## GIVEN INSTRUCTION
Repeat each line of the material exactly.

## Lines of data
++++

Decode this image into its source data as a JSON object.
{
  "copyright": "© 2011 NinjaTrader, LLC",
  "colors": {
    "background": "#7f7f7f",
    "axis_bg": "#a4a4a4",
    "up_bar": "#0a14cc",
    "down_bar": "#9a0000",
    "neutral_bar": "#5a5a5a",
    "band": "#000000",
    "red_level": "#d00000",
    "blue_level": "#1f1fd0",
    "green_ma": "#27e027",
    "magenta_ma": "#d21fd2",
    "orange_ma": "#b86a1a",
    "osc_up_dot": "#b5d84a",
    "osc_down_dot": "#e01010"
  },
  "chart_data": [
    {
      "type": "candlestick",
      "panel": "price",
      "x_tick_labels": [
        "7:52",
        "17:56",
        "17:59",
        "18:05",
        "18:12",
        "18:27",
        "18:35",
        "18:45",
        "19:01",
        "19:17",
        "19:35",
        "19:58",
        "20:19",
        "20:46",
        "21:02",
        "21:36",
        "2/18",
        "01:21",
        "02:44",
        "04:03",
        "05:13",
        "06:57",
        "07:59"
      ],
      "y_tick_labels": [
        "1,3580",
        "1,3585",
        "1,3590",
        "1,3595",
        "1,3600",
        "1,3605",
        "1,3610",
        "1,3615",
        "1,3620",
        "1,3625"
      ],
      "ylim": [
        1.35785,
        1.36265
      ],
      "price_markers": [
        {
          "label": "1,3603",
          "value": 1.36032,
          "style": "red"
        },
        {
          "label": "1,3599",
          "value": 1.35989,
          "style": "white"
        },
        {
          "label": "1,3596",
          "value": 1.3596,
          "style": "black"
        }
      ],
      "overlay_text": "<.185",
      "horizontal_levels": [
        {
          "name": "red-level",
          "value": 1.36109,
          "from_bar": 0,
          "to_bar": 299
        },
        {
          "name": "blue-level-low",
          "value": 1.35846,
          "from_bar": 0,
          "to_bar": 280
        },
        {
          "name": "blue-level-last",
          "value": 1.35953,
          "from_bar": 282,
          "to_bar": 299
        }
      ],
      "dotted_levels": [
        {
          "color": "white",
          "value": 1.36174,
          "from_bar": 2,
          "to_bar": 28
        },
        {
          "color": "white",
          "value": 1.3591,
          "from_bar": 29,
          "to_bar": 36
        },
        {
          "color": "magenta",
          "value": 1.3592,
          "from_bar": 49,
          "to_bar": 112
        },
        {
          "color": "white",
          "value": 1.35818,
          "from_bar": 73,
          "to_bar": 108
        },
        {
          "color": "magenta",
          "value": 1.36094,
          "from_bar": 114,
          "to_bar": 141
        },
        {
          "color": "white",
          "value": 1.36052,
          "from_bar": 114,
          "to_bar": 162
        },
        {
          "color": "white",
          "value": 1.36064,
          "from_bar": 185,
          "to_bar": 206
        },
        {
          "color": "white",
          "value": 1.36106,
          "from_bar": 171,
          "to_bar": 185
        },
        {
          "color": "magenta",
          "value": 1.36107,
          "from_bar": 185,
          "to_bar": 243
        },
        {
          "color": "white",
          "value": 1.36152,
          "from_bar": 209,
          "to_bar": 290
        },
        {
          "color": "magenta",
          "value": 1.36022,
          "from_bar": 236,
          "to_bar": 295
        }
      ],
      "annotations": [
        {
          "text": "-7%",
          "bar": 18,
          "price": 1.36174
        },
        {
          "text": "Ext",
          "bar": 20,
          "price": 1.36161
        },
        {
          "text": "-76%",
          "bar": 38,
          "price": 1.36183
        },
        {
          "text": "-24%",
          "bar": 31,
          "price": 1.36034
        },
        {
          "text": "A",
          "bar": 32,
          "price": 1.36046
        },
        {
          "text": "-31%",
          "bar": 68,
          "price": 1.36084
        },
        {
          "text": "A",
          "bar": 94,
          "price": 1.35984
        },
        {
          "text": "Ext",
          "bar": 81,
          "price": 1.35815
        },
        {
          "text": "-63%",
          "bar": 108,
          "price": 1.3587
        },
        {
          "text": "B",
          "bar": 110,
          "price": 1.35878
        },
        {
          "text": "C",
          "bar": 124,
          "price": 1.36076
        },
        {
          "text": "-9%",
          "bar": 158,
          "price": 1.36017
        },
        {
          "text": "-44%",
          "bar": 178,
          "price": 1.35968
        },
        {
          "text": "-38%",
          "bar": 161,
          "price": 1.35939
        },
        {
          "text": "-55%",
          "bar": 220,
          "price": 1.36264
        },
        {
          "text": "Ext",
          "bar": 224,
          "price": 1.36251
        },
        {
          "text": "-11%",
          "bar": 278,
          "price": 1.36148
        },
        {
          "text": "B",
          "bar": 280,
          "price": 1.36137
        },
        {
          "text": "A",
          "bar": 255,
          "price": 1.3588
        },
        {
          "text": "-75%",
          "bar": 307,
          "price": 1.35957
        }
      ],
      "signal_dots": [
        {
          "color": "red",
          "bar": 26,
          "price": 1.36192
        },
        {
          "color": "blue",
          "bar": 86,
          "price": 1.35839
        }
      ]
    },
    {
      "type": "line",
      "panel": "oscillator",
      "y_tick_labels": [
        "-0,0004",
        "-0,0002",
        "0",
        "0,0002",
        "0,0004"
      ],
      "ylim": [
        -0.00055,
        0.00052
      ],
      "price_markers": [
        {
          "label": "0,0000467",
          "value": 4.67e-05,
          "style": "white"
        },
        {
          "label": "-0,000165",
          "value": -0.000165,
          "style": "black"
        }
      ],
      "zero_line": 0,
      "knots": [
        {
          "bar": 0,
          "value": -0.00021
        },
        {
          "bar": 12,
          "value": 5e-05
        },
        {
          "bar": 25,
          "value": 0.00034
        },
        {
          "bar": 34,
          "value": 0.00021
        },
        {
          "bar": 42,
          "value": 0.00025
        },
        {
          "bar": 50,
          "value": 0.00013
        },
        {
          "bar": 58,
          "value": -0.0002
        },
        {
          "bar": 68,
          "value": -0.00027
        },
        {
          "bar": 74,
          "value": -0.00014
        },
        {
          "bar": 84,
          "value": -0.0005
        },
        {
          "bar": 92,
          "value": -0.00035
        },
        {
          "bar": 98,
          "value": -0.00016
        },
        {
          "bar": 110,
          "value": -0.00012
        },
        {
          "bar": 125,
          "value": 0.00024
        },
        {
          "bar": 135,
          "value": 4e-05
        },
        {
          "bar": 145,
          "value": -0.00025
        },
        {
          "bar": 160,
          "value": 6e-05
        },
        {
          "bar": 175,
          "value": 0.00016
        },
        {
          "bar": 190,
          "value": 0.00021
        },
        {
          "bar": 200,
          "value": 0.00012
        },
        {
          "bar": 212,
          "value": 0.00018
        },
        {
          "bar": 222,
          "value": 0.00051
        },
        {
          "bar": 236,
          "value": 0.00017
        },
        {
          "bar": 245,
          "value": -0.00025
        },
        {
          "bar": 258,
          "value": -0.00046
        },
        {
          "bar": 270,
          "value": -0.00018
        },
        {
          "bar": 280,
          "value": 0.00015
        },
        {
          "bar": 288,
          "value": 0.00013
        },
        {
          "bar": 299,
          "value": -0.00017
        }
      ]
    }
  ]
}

++++

## OUTPUT OF THE TASK
Decode this image into its source data as a JSON object.
{
  "copyright": "© 2011 NinjaTrader, LLC",
  "colors": {
    "background": "#7f7f7f",
    "axis_bg": "#a4a4a4",
    "up_bar": "#0a14cc",
    "down_bar": "#9a0000",
    "neutral_bar": "#5a5a5a",
    "band": "#000000",
    "red_level": "#d00000",
    "blue_level": "#1f1fd0",
    "green_ma": "#27e027",
    "magenta_ma": "#d21fd2",
    "orange_ma": "#b86a1a",
    "osc_up_dot": "#b5d84a",
    "osc_down_dot": "#e01010"
  },
  "chart_data": [
    {
      "type": "candlestick",
      "panel": "price",
      "x_tick_labels": [
        "7:52",
        "17:56",
        "17:59",
        "18:05",
        "18:12",
        "18:27",
        "18:35",
        "18:45",
        "19:01",
        "19:17",
        "19:35",
        "19:58",
        "20:19",
        "20:46",
        "21:02",
        "21:36",
        "2/18",
        "01:21",
        "02:44",
        "04:03",
        "05:13",
        "06:57",
        "07:59"
      ],
      "y_tick_labels": [
        "1,3580",
        "1,3585",
        "1,3590",
        "1,3595",
        "1,3600",
        "1,3605",
        "1,3610",
        "1,3615",
        "1,3620",
        "1,3625"
      ],
      "ylim": [
        1.35785,
        1.36265
      ],
      "price_markers": [
        {
          "label": "1,3603",
          "value": 1.36032,
          "style": "red"
        },
        {
          "label": "1,3599",
          "value": 1.35989,
          "style": "white"
        },
        {
          "label": "1,3596",
          "value": 1.3596,
          "style": "black"
        }
      ],
      "overlay_text": "<.185",
      "horizontal_levels": [
        {
          "name": "red-level",
          "value": 1.36109,
          "from_bar": 0,
          "to_bar": 299
        },
        {
          "name": "blue-level-low",
          "value": 1.35846,
          "from_bar": 0,
          "to_bar": 280
        },
        {
          "name": "blue-level-last",
          "value": 1.35953,
          "from_bar": 282,
          "to_bar": 299
        }
      ],
      "dotted_levels": [
        {
          "color": "white",
          "value": 1.36174,
          "from_bar": 2,
          "to_bar": 28
        },
        {
          "color": "white",
          "value": 1.3591,
          "from_bar": 29,
          "to_bar": 36
        },
        {
          "color": "magenta",
          "value": 1.3592,
          "from_bar": 49,
          "to_bar": 112
        },
        {
          "color": "white",
          "value": 1.35818,
          "from_bar": 73,
          "to_bar": 108
        },
        {
          "color": "magenta",
          "value": 1.36094,
          "from_bar": 114,
          "to_bar": 141
        },
        {
          "color": "white",
          "value": 1.36052,
          "from_bar": 114,
          "to_bar": 162
        },
        {
          "color": "white",
          "value": 1.36064,
          "from_bar": 185,
          "to_bar": 206
        },
        {
          "color": "white",
          "value": 1.36106,
          "from_bar": 171,
          "to_bar": 185
        },
        {
          "color": "magenta",
          "value": 1.36107,
          "from_bar": 185,
          "to_bar": 243
        },
        {
          "color": "white",
          "value": 1.36152,
          "from_bar": 209,
          "to_bar": 290
        },
        {
          "color": "magenta",
          "value": 1.36022,
          "from_bar": 236,
          "to_bar": 295
        }
      ],
      "annotations": [
        {
          "text": "-7%",
          "bar": 18,
          "price": 1.36174
        },
        {
          "text": "Ext",
          "bar": 20,
          "price": 1.36161
        },
        {
          "text": "-76%",
          "bar": 38,
          "price": 1.36183
        },
        {
          "text": "-24%",
          "bar": 31,
          "price": 1.36034
        },
        {
          "text": "A",
          "bar": 32,
          "price": 1.36046
        },
        {
          "text": "-31%",
          "bar": 68,
          "price": 1.36084
        },
        {
          "text": "A",
          "bar": 94,
          "price": 1.35984
        },
        {
          "text": "Ext",
          "bar": 81,
          "price": 1.35815
        },
        {
          "text": "-63%",
          "bar": 108,
          "price": 1.3587
        },
        {
          "text": "B",
          "bar": 110,
          "price": 1.35878
        },
        {
          "text": "C",
          "bar": 124,
          "price": 1.36076
        },
        {
          "text": "-9%",
          "bar": 158,
          "price": 1.36017
        },
        {
          "text": "-44%",
          "bar": 178,
          "price": 1.35968
        },
        {
          "text": "-38%",
          "bar": 161,
          "price": 1.35939
        },
        {
          "text": "-55%",
          "bar": 220,
          "price": 1.36264
        },
        {
          "text": "Ext",
          "bar": 224,
          "price": 1.36251
        },
        {
          "text": "-11%",
          "bar": 278,
          "price": 1.36148
        },
        {
          "text": "B",
          "bar": 280,
          "price": 1.36137
        },
        {
          "text": "A",
          "bar": 255,
          "price": 1.3588
        },
        {
          "text": "-75%",
          "bar": 307,
          "price": 1.35957
        }
      ],
      "signal_dots": [
        {
          "color": "red",
          "bar": 26,
          "price": 1.36192
        },
        {
          "color": "blue",
          "bar": 86,
          "price": 1.35839
        }
      ]
    },
    {
      "type": "line",
      "panel": "oscillator",
      "y_tick_labels": [
        "-0,0004",
        "-0,0002",
        "0",
        "0,0002",
        "0,0004"
      ],
      "ylim": [
        -0.00055,
        0.00052
      ],
      "price_markers": [
        {
          "label": "0,0000467",
          "value": 4.67e-05,
          "style": "white"
        },
        {
          "label": "-0,000165",
          "value": -0.000165,
          "style": "black"
        }
      ],
      "zero_line": 0,
      "knots": [
        {
          "bar": 0,
          "value": -0.00021
        },
        {
          "bar": 12,
          "value": 5e-05
        },
        {
          "bar": 25,
          "value": 0.00034
        },
        {
          "bar": 34,
          "value": 0.00021
        },
        {
          "bar": 42,
          "value": 0.00025
        },
        {
          "bar": 50,
          "value": 0.00013
        },
        {
          "bar": 58,
          "value": -0.0002
        },
        {
          "bar": 68,
          "value": -0.00027
        },
        {
          "bar": 74,
          "value": -0.00014
        },
        {
          "bar": 84,
          "value": -0.0005
        },
        {
          "bar": 92,
          "value": -0.00035
        },
        {
          "bar": 98,
          "value": -0.00016
        },
        {
          "bar": 110,
          "value": -0.00012
        },
        {
          "bar": 125,
          "value": 0.00024
        },
        {
          "bar": 135,
          "value": 4e-05
        },
        {
          "bar": 145,
          "value": -0.00025
        },
        {
          "bar": 160,
          "value": 6e-05
        },
        {
          "bar": 175,
          "value": 0.00016
        },
        {
          "bar": 190,
          "value": 0.00021
        },
        {
          "bar": 200,
          "value": 0.00012
        },
        {
          "bar": 212,
          "value": 0.00018
        },
        {
          "bar": 222,
          "value": 0.00051
        },
        {
          "bar": 236,
          "value": 0.00017
        },
        {
          "bar": 245,
          "value": -0.00025
        },
        {
          "bar": 258,
          "value": -0.00046
        },
        {
          "bar": 270,
          "value": -0.00018
        },
        {
          "bar": 280,
          "value": 0.00015
        },
        {
          "bar": 288,
          "value": 0.00013
        },
        {
          "bar": 299,
          "value": -0.00017
        }
      ]
    }
  ]
}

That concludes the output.